NFL At 100: Finding labor peace always a tortured process

NEW YORK (AP) — Lombardi Trophy. TV contracts. New stadiums. Huge profits.

Those are some two-word phrases that mean the most to NFL owners.

Another that should be listed: labor peace.

That has not been an easily attained objective, particularly since the NFL Players Association was created in 1956. There have been in-season and preseason strikes and lockouts and contentious negotiations. Costly court actions, too.

Even during Paul Tagliabue’s era as commissioner, when there were no disruptions, players pushed hard for freedom of movement and owners sought — usually with success until 1993 — to keep the status quo. It wasn’t until 17 years after baseball players won free agency that their football brethren got it, with some restrictions.

• [Given request A]
Retype the records from their first line up to and including the line with "value-cell[interactable]: 18.60 bbox=[998, 82, 1075, 100]", keeping each line unchanged.

• [Material shown]
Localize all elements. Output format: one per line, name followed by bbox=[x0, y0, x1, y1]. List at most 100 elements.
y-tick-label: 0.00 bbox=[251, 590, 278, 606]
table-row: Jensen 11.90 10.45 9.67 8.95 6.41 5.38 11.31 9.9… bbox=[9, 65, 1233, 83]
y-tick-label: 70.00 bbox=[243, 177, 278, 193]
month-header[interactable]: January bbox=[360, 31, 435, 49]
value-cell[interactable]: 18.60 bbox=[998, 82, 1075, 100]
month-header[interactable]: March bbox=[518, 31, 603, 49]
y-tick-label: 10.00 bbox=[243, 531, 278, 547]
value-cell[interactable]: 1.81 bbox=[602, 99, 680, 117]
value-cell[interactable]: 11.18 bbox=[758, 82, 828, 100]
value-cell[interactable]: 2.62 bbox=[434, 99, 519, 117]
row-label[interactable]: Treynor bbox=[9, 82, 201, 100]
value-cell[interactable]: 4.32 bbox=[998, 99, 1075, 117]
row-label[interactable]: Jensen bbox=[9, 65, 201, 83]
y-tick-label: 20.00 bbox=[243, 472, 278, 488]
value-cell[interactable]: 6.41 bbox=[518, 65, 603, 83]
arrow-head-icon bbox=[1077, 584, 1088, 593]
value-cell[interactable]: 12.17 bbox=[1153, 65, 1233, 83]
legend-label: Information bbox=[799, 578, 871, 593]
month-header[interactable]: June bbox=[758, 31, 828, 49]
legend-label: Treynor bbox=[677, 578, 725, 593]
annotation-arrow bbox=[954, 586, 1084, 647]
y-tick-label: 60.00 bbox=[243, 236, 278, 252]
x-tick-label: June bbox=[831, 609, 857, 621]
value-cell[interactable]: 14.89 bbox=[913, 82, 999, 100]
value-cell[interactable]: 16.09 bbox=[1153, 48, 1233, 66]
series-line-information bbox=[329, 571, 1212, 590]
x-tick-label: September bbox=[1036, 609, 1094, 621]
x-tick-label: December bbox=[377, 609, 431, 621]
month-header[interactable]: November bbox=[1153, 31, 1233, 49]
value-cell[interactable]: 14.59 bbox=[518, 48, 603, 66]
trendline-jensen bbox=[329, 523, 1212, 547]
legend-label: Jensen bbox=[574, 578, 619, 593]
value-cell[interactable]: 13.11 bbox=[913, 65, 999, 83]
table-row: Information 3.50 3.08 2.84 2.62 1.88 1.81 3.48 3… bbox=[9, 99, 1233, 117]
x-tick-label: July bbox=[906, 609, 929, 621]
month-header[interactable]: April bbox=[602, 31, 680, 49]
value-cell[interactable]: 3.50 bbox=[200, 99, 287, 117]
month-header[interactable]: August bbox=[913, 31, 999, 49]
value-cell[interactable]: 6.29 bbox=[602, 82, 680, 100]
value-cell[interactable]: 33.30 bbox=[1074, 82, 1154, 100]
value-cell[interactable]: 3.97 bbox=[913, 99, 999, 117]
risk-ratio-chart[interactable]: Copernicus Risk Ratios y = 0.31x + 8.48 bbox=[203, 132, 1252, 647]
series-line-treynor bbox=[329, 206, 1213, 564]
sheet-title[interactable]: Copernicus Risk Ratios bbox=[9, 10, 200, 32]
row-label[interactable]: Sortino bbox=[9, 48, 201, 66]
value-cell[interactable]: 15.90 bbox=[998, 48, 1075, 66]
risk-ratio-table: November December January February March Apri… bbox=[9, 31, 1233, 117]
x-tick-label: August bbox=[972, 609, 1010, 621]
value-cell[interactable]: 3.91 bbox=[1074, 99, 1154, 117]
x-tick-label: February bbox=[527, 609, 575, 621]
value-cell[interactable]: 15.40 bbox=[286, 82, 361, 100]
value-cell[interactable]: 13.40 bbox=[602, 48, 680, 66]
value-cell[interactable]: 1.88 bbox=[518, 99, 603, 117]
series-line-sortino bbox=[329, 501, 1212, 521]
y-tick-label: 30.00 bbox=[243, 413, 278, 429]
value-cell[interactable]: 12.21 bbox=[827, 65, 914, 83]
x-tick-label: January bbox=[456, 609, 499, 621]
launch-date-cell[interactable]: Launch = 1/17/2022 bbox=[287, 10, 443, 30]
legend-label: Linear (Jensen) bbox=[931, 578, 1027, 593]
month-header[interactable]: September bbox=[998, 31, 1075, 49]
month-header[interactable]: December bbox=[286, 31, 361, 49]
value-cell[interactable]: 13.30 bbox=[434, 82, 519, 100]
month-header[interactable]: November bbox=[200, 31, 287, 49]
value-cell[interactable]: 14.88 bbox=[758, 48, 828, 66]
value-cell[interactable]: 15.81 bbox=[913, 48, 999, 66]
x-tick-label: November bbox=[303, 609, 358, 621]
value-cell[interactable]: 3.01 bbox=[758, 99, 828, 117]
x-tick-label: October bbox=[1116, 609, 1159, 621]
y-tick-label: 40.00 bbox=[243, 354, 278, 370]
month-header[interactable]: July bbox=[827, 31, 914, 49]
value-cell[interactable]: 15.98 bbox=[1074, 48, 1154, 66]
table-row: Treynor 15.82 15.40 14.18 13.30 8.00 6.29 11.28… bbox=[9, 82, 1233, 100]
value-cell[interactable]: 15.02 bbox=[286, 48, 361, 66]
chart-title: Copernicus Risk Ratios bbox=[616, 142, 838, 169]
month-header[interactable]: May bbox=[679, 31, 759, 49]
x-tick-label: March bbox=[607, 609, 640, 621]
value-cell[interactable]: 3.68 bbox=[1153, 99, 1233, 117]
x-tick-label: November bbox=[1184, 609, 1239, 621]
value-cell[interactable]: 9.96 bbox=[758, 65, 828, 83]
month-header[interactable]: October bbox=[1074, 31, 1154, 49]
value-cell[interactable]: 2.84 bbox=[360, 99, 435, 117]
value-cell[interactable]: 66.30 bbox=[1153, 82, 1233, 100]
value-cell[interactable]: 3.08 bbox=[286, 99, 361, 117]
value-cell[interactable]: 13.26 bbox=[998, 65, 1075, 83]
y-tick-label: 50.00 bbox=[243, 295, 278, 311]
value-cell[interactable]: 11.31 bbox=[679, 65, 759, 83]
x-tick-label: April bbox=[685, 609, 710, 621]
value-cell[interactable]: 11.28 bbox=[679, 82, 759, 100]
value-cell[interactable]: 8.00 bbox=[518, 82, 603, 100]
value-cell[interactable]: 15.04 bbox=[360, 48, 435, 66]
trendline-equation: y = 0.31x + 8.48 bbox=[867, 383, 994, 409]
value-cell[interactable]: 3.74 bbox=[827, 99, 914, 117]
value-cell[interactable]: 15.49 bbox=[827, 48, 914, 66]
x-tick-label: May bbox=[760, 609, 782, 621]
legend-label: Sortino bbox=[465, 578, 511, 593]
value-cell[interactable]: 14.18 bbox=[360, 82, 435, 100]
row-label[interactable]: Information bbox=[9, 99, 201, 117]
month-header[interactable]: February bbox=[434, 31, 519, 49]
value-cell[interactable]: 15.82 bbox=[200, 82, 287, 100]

• [Given request B]
Write what comes next in the article on the NFL's labor disputes, picking up after its last sentence.

• [Written answer A]
Localize all elements. Output format: one per line, name followed by bbox=[x0, y0, x1, y1]. List at most 100 elements.
y-tick-label: 0.00 bbox=[251, 590, 278, 606]
table-row: Jensen 11.90 10.45 9.67 8.95 6.41 5.38 11.31 9.9… bbox=[9, 65, 1233, 83]
y-tick-label: 70.00 bbox=[243, 177, 278, 193]
month-header[interactable]: January bbox=[360, 31, 435, 49]
value-cell[interactable]: 18.60 bbox=[998, 82, 1075, 100]

• [Written answer B]
In order to ensure the 32 teams remain money-making machines — and can compete for that Super Bowl bauble — there must be a collective bargaining agreement with the players’ union. For two commissioners, Pete Rozelle (1960-89) and Roger Goodell (2006-present), that has proven a difficult challenge.

Under Rozelle, there were two strikes and three other work stoppages, though only the strikes affected the regular season. And, to be fair, Rozelle was not involved in negotiations with the union, then led by Ed Garvey; the NFL’s management council had full authority.

Goodell, of course, was leading the league in 2011 when there was a 132-day lockout of the players before a 10-year deal was reached.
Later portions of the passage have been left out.